To be done =
Across the entries below, count the lines in which the word "JSON" occurs. Reply with the count alone.

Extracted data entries
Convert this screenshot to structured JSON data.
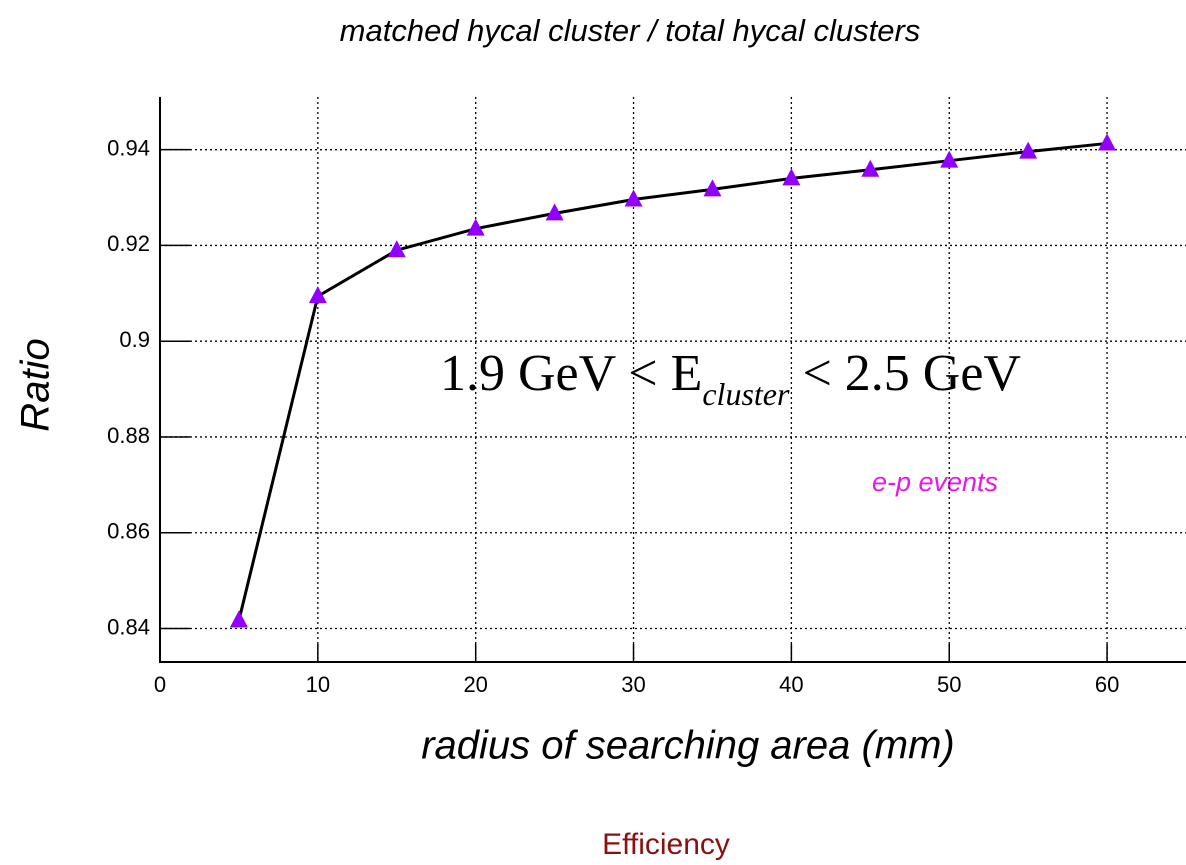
{
  "chart_data": {
    "type": "line",
    "title": "matched hycal cluster / total hycal clusters",
    "x_label": "radius of searching area (mm)",
    "y_label": "Ratio",
    "x": [
      5,
      10,
      15,
      20,
      25,
      30,
      35,
      40,
      45,
      50,
      55,
      60
    ],
    "series": [
      {
        "color": "#9100ff",
        "values": [
          0.8417,
          0.9094,
          0.919,
          0.9235,
          0.9267,
          0.9296,
          0.9317,
          0.934,
          0.9358,
          0.9377,
          0.9396,
          0.9413
        ]
      }
    ],
    "xlim": [
      0,
      65
    ],
    "xticks": [
      0,
      10,
      20,
      30,
      40,
      50,
      60
    ],
    "ylim": [
      0.833,
      0.951
    ],
    "yticks": [
      0.84,
      0.86,
      0.88,
      0.9,
      0.92,
      0.94
    ],
    "grid": true,
    "annotations": {
      "energy_before": "1.9 GeV < E",
      "energy_sub": "cluster",
      "energy_after": " < 2.5 GeV",
      "events": "e-p events"
    },
    "caption": "Efficiency"
  }
}
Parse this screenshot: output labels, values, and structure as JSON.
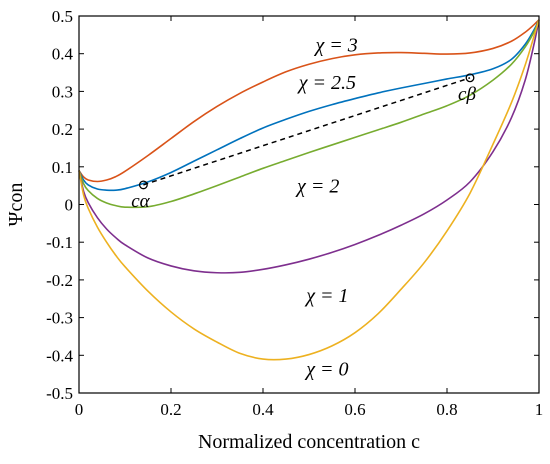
{
  "chart_data": {
    "type": "line",
    "title": "",
    "xlabel": "Normalized concentration c",
    "ylabel": "Ψcon",
    "xlim": [
      0,
      1
    ],
    "ylim": [
      -0.5,
      0.5
    ],
    "xticks": [
      0,
      0.2,
      0.4,
      0.6,
      0.8,
      1
    ],
    "xtick_labels": [
      "0",
      "0.2",
      "0.4",
      "0.6",
      "0.8",
      "1"
    ],
    "yticks": [
      -0.5,
      -0.4,
      -0.3,
      -0.2,
      -0.1,
      0,
      0.1,
      0.2,
      0.3,
      0.4,
      0.5
    ],
    "ytick_labels": [
      "-0.5",
      "-0.4",
      "-0.3",
      "-0.2",
      "-0.1",
      "0",
      "0.1",
      "0.2",
      "0.3",
      "0.4",
      "0.5"
    ],
    "grid": false,
    "series": [
      {
        "label": "χ = 3",
        "color": "#D95319",
        "x": [
          0.0001,
          0.01,
          0.02,
          0.04,
          0.06,
          0.08,
          0.1,
          0.15,
          0.2,
          0.25,
          0.3,
          0.35,
          0.4,
          0.45,
          0.5,
          0.55,
          0.6,
          0.65,
          0.7,
          0.75,
          0.8,
          0.85,
          0.9,
          0.94,
          0.97,
          0.99,
          0.9999
        ],
        "y": [
          0.09,
          0.073,
          0.065,
          0.061,
          0.065,
          0.074,
          0.088,
          0.13,
          0.175,
          0.22,
          0.26,
          0.295,
          0.325,
          0.352,
          0.372,
          0.387,
          0.397,
          0.402,
          0.403,
          0.401,
          0.399,
          0.402,
          0.414,
          0.433,
          0.457,
          0.478,
          0.49
        ]
      },
      {
        "label": "χ = 2.5",
        "color": "#0072BD",
        "x": [
          0.0001,
          0.01,
          0.02,
          0.04,
          0.06,
          0.08,
          0.1,
          0.15,
          0.2,
          0.25,
          0.3,
          0.35,
          0.4,
          0.45,
          0.5,
          0.55,
          0.6,
          0.65,
          0.7,
          0.75,
          0.8,
          0.85,
          0.9,
          0.94,
          0.97,
          0.99,
          0.9999
        ],
        "y": [
          0.09,
          0.065,
          0.052,
          0.041,
          0.038,
          0.038,
          0.042,
          0.06,
          0.085,
          0.115,
          0.145,
          0.175,
          0.203,
          0.226,
          0.247,
          0.265,
          0.281,
          0.296,
          0.309,
          0.321,
          0.333,
          0.344,
          0.36,
          0.385,
          0.425,
          0.465,
          0.49
        ]
      },
      {
        "label": "χ = 2",
        "color": "#77AC30",
        "x": [
          0.0001,
          0.01,
          0.02,
          0.04,
          0.06,
          0.08,
          0.1,
          0.15,
          0.2,
          0.25,
          0.3,
          0.35,
          0.4,
          0.45,
          0.5,
          0.55,
          0.6,
          0.65,
          0.7,
          0.75,
          0.8,
          0.85,
          0.9,
          0.94,
          0.97,
          0.99,
          0.9999
        ],
        "y": [
          0.09,
          0.055,
          0.037,
          0.016,
          0.004,
          -0.003,
          -0.007,
          -0.006,
          0.008,
          0.028,
          0.05,
          0.073,
          0.096,
          0.117,
          0.138,
          0.158,
          0.178,
          0.198,
          0.218,
          0.24,
          0.262,
          0.29,
          0.33,
          0.372,
          0.418,
          0.46,
          0.49
        ]
      },
      {
        "label": "χ = 1",
        "color": "#7E2F8E",
        "x": [
          0.0001,
          0.01,
          0.02,
          0.04,
          0.06,
          0.08,
          0.1,
          0.15,
          0.2,
          0.25,
          0.3,
          0.35,
          0.4,
          0.45,
          0.5,
          0.55,
          0.6,
          0.65,
          0.7,
          0.75,
          0.8,
          0.85,
          0.9,
          0.94,
          0.97,
          0.99,
          0.9999
        ],
        "y": [
          0.09,
          0.035,
          0.005,
          -0.035,
          -0.065,
          -0.088,
          -0.107,
          -0.142,
          -0.163,
          -0.176,
          -0.181,
          -0.18,
          -0.172,
          -0.16,
          -0.145,
          -0.127,
          -0.106,
          -0.082,
          -0.055,
          -0.025,
          0.012,
          0.06,
          0.14,
          0.23,
          0.33,
          0.43,
          0.49
        ]
      },
      {
        "label": "χ = 0",
        "color": "#EDB120",
        "x": [
          0.0001,
          0.01,
          0.02,
          0.04,
          0.06,
          0.08,
          0.1,
          0.15,
          0.2,
          0.25,
          0.3,
          0.35,
          0.4,
          0.45,
          0.5,
          0.55,
          0.6,
          0.65,
          0.7,
          0.75,
          0.8,
          0.85,
          0.9,
          0.94,
          0.97,
          0.99,
          0.9999
        ],
        "y": [
          0.09,
          0.025,
          -0.01,
          -0.06,
          -0.1,
          -0.135,
          -0.165,
          -0.23,
          -0.285,
          -0.33,
          -0.365,
          -0.395,
          -0.41,
          -0.41,
          -0.398,
          -0.375,
          -0.34,
          -0.29,
          -0.225,
          -0.155,
          -0.07,
          0.03,
          0.16,
          0.27,
          0.37,
          0.45,
          0.49
        ]
      }
    ],
    "tangent_line": {
      "x": [
        0.14,
        0.85
      ],
      "y": [
        0.052,
        0.336
      ],
      "style": "dashed",
      "color": "#000000"
    },
    "points": [
      {
        "name": "c_alpha",
        "label": "cα",
        "x": 0.14,
        "y": 0.052
      },
      {
        "name": "c_beta",
        "label": "cβ",
        "x": 0.85,
        "y": 0.336
      }
    ],
    "annotations": [
      {
        "text": "χ = 3",
        "x": 0.56,
        "y": 0.425
      },
      {
        "text": "χ = 2.5",
        "x": 0.54,
        "y": 0.325
      },
      {
        "text": "χ = 2",
        "x": 0.52,
        "y": 0.05
      },
      {
        "text": "χ = 1",
        "x": 0.54,
        "y": -0.24
      },
      {
        "text": "χ = 0",
        "x": 0.54,
        "y": -0.435
      }
    ]
  }
}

Solution =
2